(Data records)

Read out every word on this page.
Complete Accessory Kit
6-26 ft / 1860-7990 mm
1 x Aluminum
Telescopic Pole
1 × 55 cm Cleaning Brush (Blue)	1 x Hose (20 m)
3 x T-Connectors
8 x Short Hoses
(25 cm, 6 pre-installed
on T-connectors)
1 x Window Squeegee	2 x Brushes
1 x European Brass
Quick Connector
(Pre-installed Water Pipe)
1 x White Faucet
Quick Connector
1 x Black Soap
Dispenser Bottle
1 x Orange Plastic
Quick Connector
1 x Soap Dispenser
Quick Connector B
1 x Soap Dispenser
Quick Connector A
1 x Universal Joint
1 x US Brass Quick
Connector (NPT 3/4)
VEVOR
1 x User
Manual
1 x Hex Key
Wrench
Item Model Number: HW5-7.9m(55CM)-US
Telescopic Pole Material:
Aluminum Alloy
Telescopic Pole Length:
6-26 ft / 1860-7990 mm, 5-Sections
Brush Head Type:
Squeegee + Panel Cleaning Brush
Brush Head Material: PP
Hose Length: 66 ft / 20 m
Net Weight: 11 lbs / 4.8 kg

:: TO DO ::
Report the number of lines holding the string "Head", without any other words.

:: SOLUTION TO THE EXERCISE ::
2